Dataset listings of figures
** start **
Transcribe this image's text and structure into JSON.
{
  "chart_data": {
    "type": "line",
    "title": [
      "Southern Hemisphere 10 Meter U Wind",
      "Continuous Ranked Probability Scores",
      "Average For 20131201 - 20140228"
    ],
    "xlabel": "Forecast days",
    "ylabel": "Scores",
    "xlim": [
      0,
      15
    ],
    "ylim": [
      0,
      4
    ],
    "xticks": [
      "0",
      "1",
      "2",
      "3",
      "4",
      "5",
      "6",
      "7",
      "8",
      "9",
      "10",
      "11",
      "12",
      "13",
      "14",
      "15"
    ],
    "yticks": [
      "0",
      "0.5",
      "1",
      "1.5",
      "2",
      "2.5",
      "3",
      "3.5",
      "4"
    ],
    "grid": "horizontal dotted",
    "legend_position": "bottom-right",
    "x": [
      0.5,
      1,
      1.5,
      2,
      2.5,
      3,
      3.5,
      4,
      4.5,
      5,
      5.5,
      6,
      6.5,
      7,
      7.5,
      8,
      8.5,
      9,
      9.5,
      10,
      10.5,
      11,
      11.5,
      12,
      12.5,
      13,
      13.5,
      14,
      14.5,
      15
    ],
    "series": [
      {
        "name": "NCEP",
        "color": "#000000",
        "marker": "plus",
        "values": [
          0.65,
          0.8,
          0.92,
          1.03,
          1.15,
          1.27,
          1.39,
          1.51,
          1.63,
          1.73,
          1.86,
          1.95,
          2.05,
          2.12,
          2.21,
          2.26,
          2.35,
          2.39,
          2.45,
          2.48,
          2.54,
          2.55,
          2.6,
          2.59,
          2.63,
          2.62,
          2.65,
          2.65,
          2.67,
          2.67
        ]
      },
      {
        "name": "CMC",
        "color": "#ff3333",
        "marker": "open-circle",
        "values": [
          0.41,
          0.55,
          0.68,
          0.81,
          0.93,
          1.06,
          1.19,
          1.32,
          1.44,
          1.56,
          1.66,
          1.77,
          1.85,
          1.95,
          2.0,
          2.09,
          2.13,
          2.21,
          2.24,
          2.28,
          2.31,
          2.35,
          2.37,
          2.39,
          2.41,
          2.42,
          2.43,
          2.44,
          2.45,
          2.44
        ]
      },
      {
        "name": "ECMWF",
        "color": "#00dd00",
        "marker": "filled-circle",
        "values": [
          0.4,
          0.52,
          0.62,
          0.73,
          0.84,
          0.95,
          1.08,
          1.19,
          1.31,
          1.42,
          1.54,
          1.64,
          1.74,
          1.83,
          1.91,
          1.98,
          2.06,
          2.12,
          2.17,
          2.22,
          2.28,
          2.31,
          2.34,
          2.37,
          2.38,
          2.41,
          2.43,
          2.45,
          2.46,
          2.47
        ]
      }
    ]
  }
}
** end **
Challenge: Write out all of the records once more, exactly.

Solution to the problem:
Transcribe this image's text and structure into JSON.
{
  "chart_data": {
    "type": "line",
    "title": [
      "Southern Hemisphere 10 Meter U Wind",
      "Continuous Ranked Probability Scores",
      "Average For 20131201 - 20140228"
    ],
    "xlabel": "Forecast days",
    "ylabel": "Scores",
    "xlim": [
      0,
      15
    ],
    "ylim": [
      0,
      4
    ],
    "xticks": [
      "0",
      "1",
      "2",
      "3",
      "4",
      "5",
      "6",
      "7",
      "8",
      "9",
      "10",
      "11",
      "12",
      "13",
      "14",
      "15"
    ],
    "yticks": [
      "0",
      "0.5",
      "1",
      "1.5",
      "2",
      "2.5",
      "3",
      "3.5",
      "4"
    ],
    "grid": "horizontal dotted",
    "legend_position": "bottom-right",
    "x": [
      0.5,
      1,
      1.5,
      2,
      2.5,
      3,
      3.5,
      4,
      4.5,
      5,
      5.5,
      6,
      6.5,
      7,
      7.5,
      8,
      8.5,
      9,
      9.5,
      10,
      10.5,
      11,
      11.5,
      12,
      12.5,
      13,
      13.5,
      14,
      14.5,
      15
    ],
    "series": [
      {
        "name": "NCEP",
        "color": "#000000",
        "marker": "plus",
        "values": [
          0.65,
          0.8,
          0.92,
          1.03,
          1.15,
          1.27,
          1.39,
          1.51,
          1.63,
          1.73,
          1.86,
          1.95,
          2.05,
          2.12,
          2.21,
          2.26,
          2.35,
          2.39,
          2.45,
          2.48,
          2.54,
          2.55,
          2.6,
          2.59,
          2.63,
          2.62,
          2.65,
          2.65,
          2.67,
          2.67
        ]
      },
      {
        "name": "CMC",
        "color": "#ff3333",
        "marker": "open-circle",
        "values": [
          0.41,
          0.55,
          0.68,
          0.81,
          0.93,
          1.06,
          1.19,
          1.32,
          1.44,
          1.56,
          1.66,
          1.77,
          1.85,
          1.95,
          2.0,
          2.09,
          2.13,
          2.21,
          2.24,
          2.28,
          2.31,
          2.35,
          2.37,
          2.39,
          2.41,
          2.42,
          2.43,
          2.44,
          2.45,
          2.44
        ]
      },
      {
        "name": "ECMWF",
        "color": "#00dd00",
        "marker": "filled-circle",
        "values": [
          0.4,
          0.52,
          0.62,
          0.73,
          0.84,
          0.95,
          1.08,
          1.19,
          1.31,
          1.42,
          1.54,
          1.64,
          1.74,
          1.83,
          1.91,
          1.98,
          2.06,
          2.12,
          2.17,
          2.22,
          2.28,
          2.31,
          2.34,
          2.37,
          2.38,
          2.41,
          2.43,
          2.45,
          2.46,
          2.47
        ]
      }
    ]
  }
}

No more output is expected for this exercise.